--- START OF EXERCISE MATERIAL ---

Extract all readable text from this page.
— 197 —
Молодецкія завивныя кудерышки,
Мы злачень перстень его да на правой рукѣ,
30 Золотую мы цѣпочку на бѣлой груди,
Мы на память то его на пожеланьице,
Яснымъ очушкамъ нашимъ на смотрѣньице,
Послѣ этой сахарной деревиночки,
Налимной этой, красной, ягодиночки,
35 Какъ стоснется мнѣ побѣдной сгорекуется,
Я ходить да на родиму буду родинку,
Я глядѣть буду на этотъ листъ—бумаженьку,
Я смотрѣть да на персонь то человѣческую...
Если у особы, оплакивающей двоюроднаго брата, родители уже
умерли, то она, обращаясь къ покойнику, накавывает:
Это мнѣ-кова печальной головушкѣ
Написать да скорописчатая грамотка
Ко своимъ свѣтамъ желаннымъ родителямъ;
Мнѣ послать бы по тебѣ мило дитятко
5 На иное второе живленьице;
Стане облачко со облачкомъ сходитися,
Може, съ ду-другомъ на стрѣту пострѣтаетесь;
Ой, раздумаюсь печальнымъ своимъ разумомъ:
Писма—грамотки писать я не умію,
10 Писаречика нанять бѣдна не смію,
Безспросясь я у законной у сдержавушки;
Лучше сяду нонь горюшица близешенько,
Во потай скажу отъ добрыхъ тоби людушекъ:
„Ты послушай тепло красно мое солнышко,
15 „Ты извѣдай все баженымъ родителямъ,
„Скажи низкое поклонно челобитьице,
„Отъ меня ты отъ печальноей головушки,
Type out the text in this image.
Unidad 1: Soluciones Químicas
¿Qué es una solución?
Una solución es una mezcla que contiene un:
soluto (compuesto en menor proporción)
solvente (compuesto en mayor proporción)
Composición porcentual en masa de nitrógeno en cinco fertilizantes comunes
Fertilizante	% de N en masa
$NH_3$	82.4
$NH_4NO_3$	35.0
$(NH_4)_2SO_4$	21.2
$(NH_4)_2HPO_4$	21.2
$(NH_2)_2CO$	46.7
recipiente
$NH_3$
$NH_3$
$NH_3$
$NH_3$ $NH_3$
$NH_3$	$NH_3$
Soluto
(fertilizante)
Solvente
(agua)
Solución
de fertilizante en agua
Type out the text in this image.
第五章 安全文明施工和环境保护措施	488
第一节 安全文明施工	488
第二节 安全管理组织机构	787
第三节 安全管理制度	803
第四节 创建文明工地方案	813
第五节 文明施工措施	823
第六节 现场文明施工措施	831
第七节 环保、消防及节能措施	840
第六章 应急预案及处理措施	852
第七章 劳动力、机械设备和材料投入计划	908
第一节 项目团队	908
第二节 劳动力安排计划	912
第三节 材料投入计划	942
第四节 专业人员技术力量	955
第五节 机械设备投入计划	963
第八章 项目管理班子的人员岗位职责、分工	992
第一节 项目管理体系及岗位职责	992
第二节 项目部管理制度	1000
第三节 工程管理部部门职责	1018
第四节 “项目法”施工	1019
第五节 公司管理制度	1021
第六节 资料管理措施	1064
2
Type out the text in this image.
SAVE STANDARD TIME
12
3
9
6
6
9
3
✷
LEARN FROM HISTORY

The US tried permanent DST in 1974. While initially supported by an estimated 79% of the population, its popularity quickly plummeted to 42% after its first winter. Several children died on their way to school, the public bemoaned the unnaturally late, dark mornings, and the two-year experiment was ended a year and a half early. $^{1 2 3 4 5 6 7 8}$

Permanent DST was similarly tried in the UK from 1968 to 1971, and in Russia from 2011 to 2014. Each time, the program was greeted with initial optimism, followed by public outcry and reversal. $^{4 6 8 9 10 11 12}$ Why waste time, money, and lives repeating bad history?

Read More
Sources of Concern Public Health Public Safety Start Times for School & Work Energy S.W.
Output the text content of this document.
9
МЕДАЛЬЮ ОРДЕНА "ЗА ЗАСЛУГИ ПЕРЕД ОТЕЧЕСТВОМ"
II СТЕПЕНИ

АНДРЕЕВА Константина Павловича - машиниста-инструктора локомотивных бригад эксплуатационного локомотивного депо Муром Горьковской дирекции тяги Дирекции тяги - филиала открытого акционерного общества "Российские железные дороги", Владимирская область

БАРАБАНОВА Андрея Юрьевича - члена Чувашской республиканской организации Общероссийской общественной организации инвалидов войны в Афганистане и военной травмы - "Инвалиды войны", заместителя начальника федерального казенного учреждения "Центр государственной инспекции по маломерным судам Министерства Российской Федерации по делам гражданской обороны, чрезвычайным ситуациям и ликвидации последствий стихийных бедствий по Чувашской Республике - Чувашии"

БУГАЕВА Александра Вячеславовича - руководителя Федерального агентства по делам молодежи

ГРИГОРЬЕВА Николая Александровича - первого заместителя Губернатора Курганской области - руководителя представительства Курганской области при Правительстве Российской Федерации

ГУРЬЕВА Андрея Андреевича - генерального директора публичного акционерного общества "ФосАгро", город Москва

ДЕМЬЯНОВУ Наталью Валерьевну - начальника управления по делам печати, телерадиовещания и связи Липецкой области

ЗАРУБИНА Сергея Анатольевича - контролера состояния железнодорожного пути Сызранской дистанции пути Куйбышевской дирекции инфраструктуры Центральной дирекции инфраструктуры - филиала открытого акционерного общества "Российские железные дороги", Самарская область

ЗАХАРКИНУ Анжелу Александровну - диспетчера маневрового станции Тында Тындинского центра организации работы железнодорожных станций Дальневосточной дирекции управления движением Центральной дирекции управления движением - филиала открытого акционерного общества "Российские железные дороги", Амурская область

--- END OF EXERCISE MATERIAL ---

* [WHAT IS BEING ASKED]: Return every line above that contains the word "буду".

* [COMPLETE OUTPUT]:
Я ходить да на родиму буду родинку,
Я глядѣть буду на этотъ листъ—бумаженьку,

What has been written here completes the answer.